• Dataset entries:
"""
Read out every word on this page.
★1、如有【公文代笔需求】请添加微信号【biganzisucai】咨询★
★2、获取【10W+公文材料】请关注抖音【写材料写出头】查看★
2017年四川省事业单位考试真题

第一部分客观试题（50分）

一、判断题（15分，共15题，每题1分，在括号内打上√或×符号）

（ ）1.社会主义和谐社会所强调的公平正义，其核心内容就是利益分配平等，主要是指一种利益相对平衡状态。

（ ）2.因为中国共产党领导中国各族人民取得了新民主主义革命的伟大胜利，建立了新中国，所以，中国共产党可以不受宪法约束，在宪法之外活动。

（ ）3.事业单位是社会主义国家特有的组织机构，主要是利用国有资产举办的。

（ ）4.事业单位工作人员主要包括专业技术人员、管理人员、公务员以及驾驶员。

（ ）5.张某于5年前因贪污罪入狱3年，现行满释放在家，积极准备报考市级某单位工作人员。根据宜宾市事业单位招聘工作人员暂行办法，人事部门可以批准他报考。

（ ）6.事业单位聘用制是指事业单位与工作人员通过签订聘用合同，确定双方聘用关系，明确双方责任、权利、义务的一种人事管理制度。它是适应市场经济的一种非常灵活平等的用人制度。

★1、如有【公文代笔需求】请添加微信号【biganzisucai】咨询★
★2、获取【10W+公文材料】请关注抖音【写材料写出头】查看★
"""
"""
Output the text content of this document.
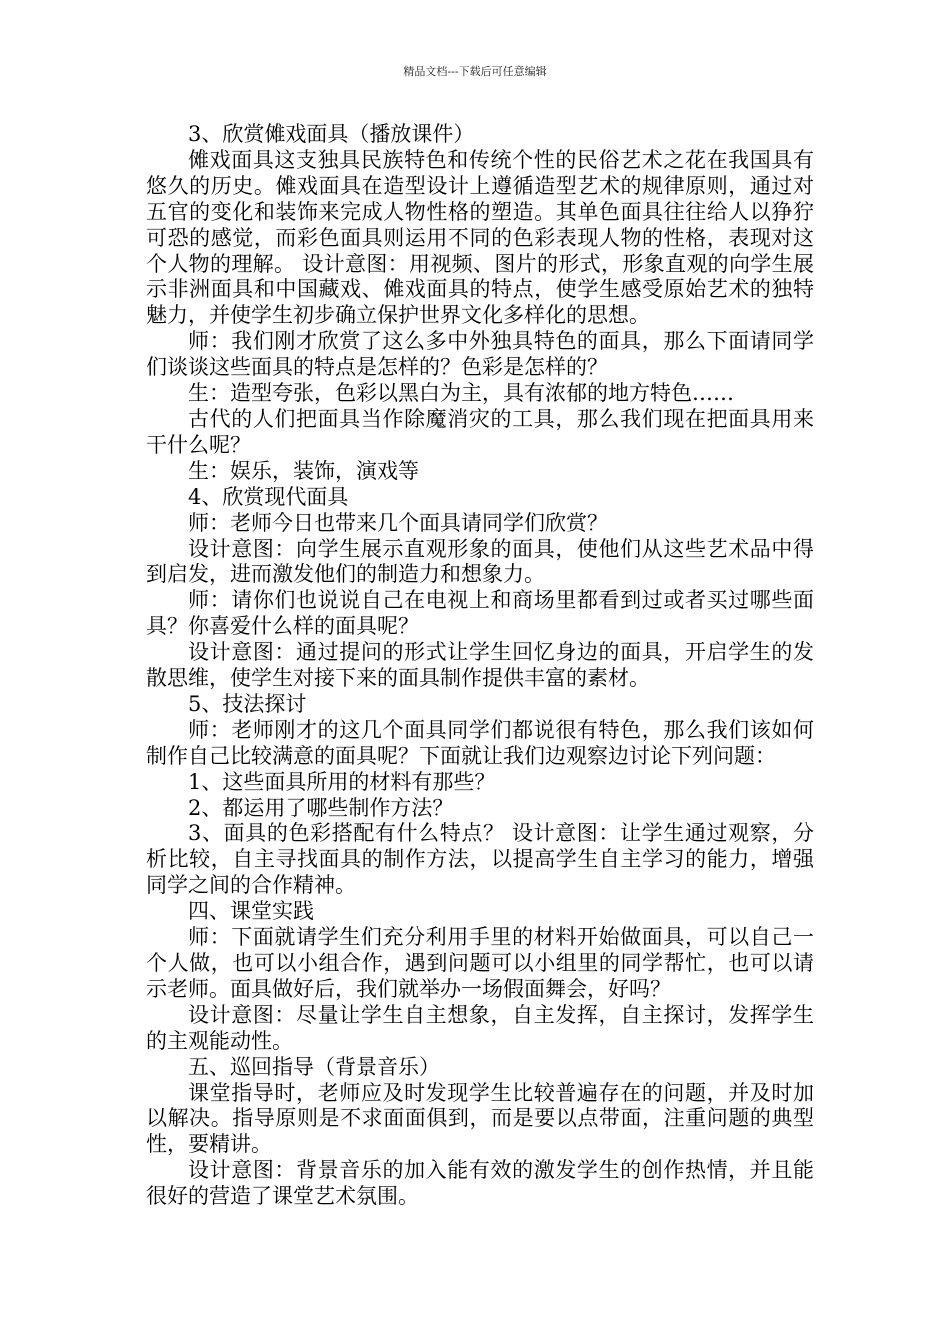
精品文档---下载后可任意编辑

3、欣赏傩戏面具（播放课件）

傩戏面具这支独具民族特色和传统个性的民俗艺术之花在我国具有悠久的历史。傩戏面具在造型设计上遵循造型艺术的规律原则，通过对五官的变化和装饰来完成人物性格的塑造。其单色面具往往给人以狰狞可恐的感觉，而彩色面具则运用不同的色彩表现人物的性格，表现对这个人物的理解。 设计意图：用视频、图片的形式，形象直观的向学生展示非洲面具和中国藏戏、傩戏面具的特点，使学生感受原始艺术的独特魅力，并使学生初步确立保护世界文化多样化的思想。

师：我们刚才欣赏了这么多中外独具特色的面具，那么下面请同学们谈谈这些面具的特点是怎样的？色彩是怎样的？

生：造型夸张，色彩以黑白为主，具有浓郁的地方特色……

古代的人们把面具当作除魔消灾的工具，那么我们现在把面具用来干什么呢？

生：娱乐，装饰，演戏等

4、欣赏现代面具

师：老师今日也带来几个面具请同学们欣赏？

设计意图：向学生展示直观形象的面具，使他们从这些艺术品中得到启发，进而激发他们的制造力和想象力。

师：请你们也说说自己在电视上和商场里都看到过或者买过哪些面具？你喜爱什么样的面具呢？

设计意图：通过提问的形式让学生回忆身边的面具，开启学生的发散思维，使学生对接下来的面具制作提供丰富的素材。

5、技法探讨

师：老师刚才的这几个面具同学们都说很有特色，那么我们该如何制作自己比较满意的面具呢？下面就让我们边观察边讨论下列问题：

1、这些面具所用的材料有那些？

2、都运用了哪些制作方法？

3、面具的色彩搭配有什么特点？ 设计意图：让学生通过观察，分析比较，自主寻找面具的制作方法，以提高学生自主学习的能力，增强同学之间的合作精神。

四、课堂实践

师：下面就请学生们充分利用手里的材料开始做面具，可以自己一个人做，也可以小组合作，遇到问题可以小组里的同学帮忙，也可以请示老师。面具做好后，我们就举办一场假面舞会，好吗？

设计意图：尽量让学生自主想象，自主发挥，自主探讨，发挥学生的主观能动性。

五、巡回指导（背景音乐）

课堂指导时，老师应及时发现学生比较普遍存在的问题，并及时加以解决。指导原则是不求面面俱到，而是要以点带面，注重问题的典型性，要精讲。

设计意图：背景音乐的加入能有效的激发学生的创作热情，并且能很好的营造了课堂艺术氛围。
"""
• Request: Your task is to report how many lines of the material include the string "this". Give the number and no other words.

• Task output: 2